What you have to do:
Emit the data below verbatim, stripping out any pictures.

━━ Supplied material ━━

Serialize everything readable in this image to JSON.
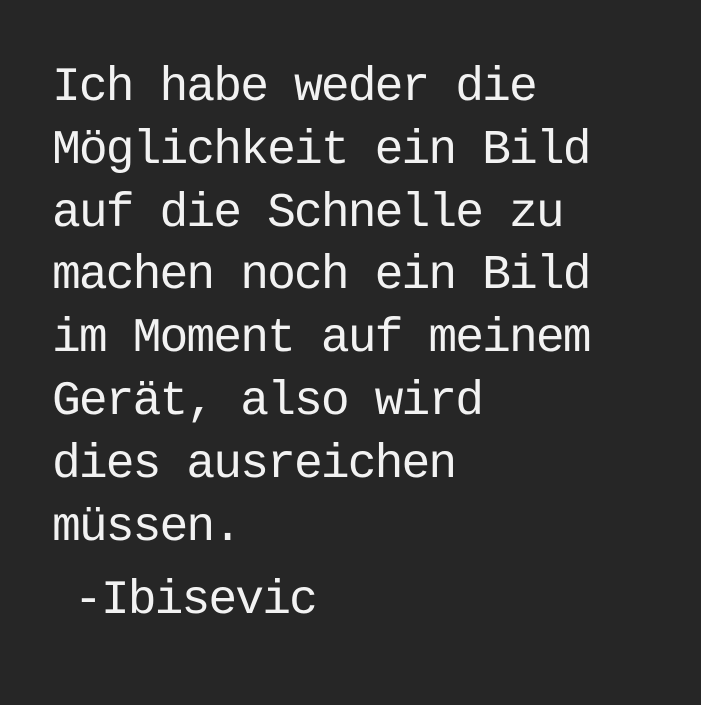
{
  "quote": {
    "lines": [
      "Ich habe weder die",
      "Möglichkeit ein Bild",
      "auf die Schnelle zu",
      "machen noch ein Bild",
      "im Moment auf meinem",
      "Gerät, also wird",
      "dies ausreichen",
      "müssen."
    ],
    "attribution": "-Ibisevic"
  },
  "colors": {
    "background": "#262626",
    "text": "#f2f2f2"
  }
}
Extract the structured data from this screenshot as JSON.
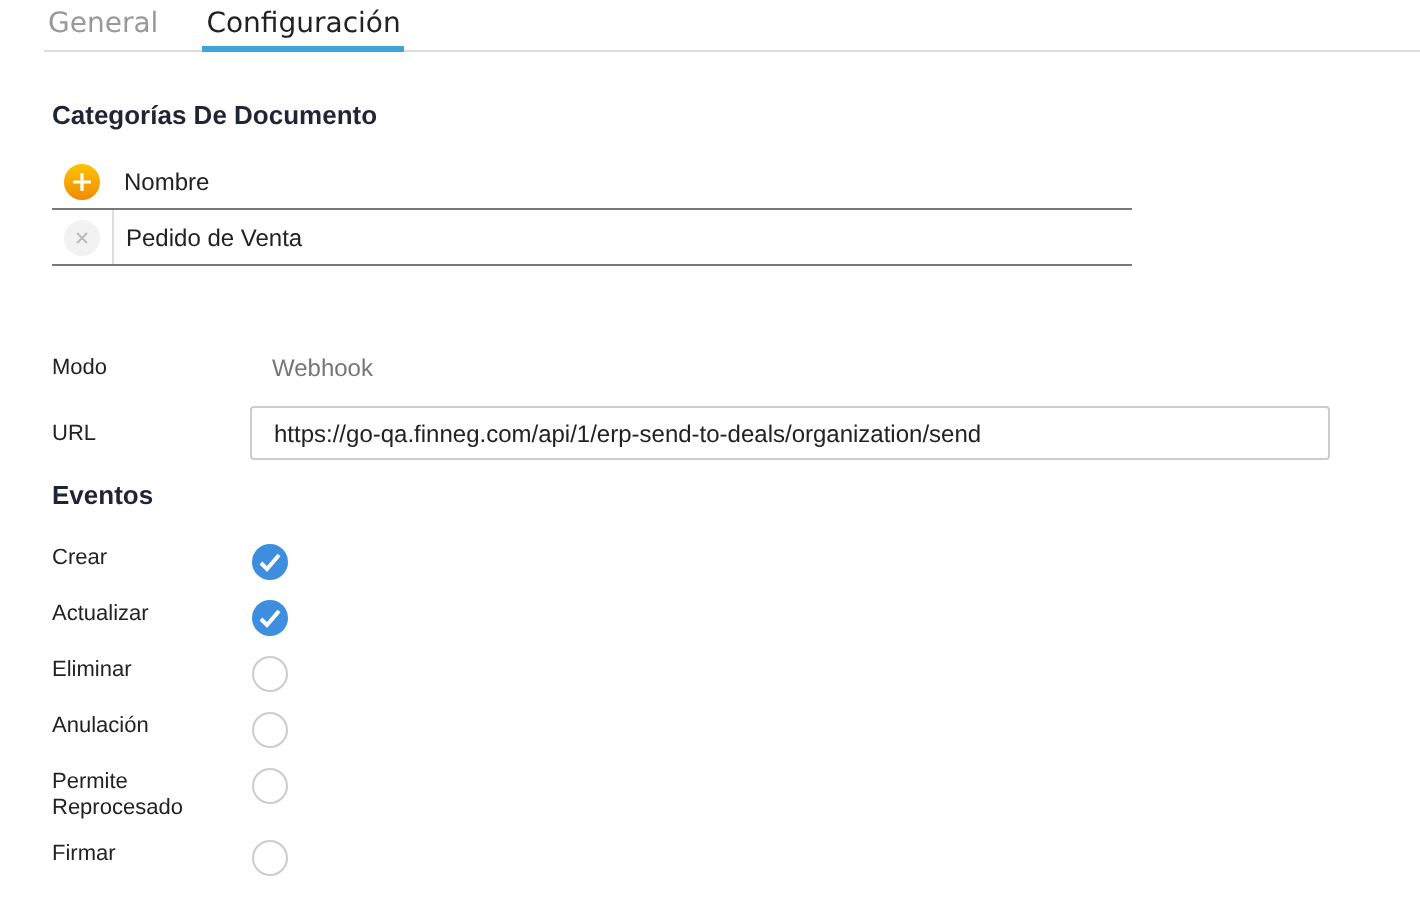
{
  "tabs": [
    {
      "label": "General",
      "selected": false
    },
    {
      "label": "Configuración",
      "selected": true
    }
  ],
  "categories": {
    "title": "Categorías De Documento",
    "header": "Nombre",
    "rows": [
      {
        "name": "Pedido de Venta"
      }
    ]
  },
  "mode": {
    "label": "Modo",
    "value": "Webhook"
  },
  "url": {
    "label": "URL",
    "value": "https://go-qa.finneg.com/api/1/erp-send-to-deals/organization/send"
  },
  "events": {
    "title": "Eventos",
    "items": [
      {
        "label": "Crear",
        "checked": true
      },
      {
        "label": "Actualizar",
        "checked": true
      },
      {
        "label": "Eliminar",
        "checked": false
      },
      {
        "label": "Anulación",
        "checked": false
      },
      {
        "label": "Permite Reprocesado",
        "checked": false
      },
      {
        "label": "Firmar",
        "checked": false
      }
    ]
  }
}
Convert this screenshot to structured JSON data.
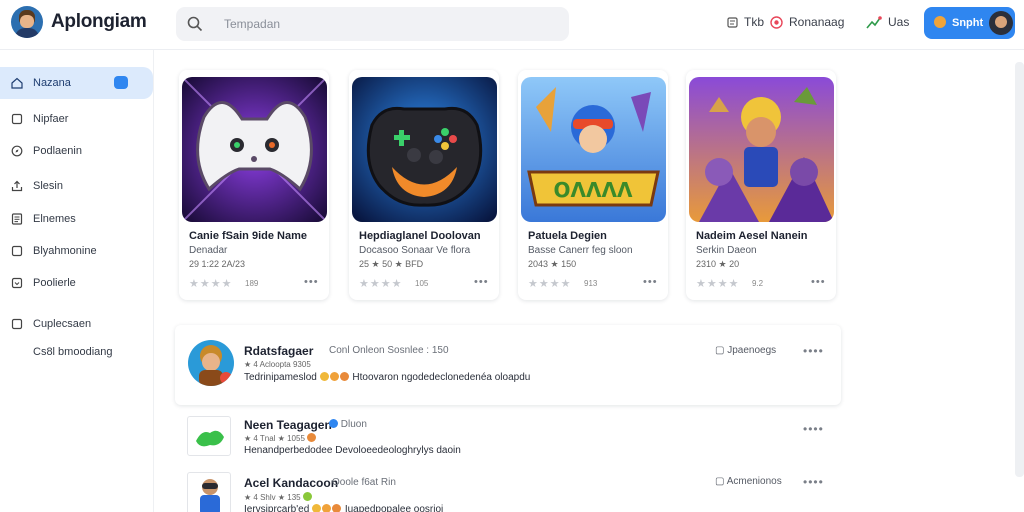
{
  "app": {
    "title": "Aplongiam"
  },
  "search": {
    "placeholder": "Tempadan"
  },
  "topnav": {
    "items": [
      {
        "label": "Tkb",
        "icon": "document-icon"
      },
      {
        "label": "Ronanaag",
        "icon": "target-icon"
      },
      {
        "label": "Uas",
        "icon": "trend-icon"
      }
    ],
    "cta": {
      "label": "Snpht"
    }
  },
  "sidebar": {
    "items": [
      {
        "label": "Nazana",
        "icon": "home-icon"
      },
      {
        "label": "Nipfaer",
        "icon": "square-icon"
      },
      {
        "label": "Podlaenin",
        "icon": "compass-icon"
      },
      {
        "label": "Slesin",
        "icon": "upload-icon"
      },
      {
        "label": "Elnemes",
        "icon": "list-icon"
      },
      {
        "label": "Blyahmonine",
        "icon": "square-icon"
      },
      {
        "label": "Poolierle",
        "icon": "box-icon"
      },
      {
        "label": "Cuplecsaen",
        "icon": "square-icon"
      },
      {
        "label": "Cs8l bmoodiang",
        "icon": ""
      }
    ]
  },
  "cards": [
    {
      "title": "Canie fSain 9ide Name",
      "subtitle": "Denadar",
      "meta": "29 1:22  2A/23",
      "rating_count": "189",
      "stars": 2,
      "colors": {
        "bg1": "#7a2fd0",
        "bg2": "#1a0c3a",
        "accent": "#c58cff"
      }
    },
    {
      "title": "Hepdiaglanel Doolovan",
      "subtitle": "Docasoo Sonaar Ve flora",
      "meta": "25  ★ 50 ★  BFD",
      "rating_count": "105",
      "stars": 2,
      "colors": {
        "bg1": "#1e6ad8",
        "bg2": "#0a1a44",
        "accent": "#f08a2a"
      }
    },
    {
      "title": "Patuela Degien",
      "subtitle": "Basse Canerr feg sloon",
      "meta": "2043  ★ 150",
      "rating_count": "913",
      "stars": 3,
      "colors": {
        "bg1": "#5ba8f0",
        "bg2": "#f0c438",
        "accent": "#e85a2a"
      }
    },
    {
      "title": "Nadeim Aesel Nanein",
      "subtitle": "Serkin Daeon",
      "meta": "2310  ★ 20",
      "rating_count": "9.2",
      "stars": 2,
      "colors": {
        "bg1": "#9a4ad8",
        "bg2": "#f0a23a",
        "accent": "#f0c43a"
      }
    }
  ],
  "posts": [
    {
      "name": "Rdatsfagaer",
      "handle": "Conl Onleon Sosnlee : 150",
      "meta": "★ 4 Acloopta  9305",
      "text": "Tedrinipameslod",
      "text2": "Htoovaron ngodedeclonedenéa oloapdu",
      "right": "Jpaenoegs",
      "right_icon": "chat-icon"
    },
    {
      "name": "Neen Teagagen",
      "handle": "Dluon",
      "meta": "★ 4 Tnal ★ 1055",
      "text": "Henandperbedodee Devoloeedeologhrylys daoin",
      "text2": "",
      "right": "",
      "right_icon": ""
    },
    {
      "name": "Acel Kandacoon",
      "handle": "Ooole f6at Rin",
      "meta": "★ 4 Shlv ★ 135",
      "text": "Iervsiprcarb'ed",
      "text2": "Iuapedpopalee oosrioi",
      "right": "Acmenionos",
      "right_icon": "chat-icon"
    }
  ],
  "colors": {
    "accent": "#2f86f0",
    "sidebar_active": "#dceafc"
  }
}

━━━

Response:
Serialize everything readable in this image to JSON.
{
  "quote": {
    "lines": [
      "Ich habe weder die",
      "Möglichkeit ein Bild",
      "auf die Schnelle zu",
      "machen noch ein Bild",
      "im Moment auf meinem",
      "Gerät, also wird",
      "dies ausreichen",
      "müssen."
    ],
    "attribution": "-Ibisevic"
  },
  "colors": {
    "background": "#262626",
    "text": "#f2f2f2"
  }
}
Extract the structured data from this screenshot as JSON.
{
  "tabs": [
    {
      "label": "General",
      "selected": false
    },
    {
      "label": "Configuración",
      "selected": true
    }
  ],
  "categories": {
    "title": "Categorías De Documento",
    "header": "Nombre",
    "rows": [
      {
        "name": "Pedido de Venta"
      }
    ]
  },
  "mode": {
    "label": "Modo",
    "value": "Webhook"
  },
  "url": {
    "label": "URL",
    "value": "https://go-qa.finneg.com/api/1/erp-send-to-deals/organization/send"
  },
  "events": {
    "title": "Eventos",
    "items": [
      {
        "label": "Crear",
        "checked": true
      },
      {
        "label": "Actualizar",
        "checked": true
      },
      {
        "label": "Eliminar",
        "checked": false
      },
      {
        "label": "Anulación",
        "checked": false
      },
      {
        "label": "Permite Reprocesado",
        "checked": false
      },
      {
        "label": "Firmar",
        "checked": false
      }
    ]
  }
}
Convert this screenshot to structured JSON data.
{
  "app": {
    "title": "Aplongiam"
  },
  "search": {
    "placeholder": "Tempadan"
  },
  "topnav": {
    "items": [
      {
        "label": "Tkb",
        "icon": "document-icon"
      },
      {
        "label": "Ronanaag",
        "icon": "target-icon"
      },
      {
        "label": "Uas",
        "icon": "trend-icon"
      }
    ],
    "cta": {
      "label": "Snpht"
    }
  },
  "sidebar": {
    "items": [
      {
        "label": "Nazana",
        "icon": "home-icon"
      },
      {
        "label": "Nipfaer",
        "icon": "square-icon"
      },
      {
        "label": "Podlaenin",
        "icon": "compass-icon"
      },
      {
        "label": "Slesin",
        "icon": "upload-icon"
      },
      {
        "label": "Elnemes",
        "icon": "list-icon"
      },
      {
        "label": "Blyahmonine",
        "icon": "square-icon"
      },
      {
        "label": "Poolierle",
        "icon": "box-icon"
      },
      {
        "label": "Cuplecsaen",
        "icon": "square-icon"
      },
      {
        "label": "Cs8l bmoodiang",
        "icon": ""
      }
    ]
  },
  "cards": [
    {
      "title": "Canie fSain 9ide Name",
      "subtitle": "Denadar",
      "meta": "29 1:22  2A/23",
      "rating_count": "189",
      "stars": 2,
      "colors": {
        "bg1": "#7a2fd0",
        "bg2": "#1a0c3a",
        "accent": "#c58cff"
      }
    },
    {
      "title": "Hepdiaglanel Doolovan",
      "subtitle": "Docasoo Sonaar Ve flora",
      "meta": "25  ★ 50 ★  BFD",
      "rating_count": "105",
      "stars": 2,
      "colors": {
        "bg1": "#1e6ad8",
        "bg2": "#0a1a44",
        "accent": "#f08a2a"
      }
    },
    {
      "title": "Patuela Degien",
      "subtitle": "Basse Canerr feg sloon",
      "meta": "2043  ★ 150",
      "rating_count": "913",
      "stars": 3,
      "colors": {
        "bg1": "#5ba8f0",
        "bg2": "#f0c438",
        "accent": "#e85a2a"
      }
    },
    {
      "title": "Nadeim Aesel Nanein",
      "subtitle": "Serkin Daeon",
      "meta": "2310  ★ 20",
      "rating_count": "9.2",
      "stars": 2,
      "colors": {
        "bg1": "#9a4ad8",
        "bg2": "#f0a23a",
        "accent": "#f0c43a"
      }
    }
  ],
  "posts": [
    {
      "name": "Rdatsfagaer",
      "handle": "Conl Onleon Sosnlee : 150",
      "meta": "★ 4 Acloopta  9305",
      "text": "Tedrinipameslod",
      "text2": "Htoovaron ngodedeclonedenéa oloapdu",
      "right": "Jpaenoegs",
      "right_icon": "chat-icon"
    },
    {
      "name": "Neen Teagagen",
      "handle": "Dluon",
      "meta": "★ 4 Tnal ★ 1055",
      "text": "Henandperbedodee Devoloeedeologhrylys daoin",
      "text2": "",
      "right": "",
      "right_icon": ""
    },
    {
      "name": "Acel Kandacoon",
      "handle": "Ooole f6at Rin",
      "meta": "★ 4 Shlv ★ 135",
      "text": "Iervsiprcarb'ed",
      "text2": "Iuapedpopalee oosrioi",
      "right": "Acmenionos",
      "right_icon": "chat-icon"
    }
  ],
  "colors": {
    "accent": "#2f86f0",
    "sidebar_active": "#dceafc"
  }
}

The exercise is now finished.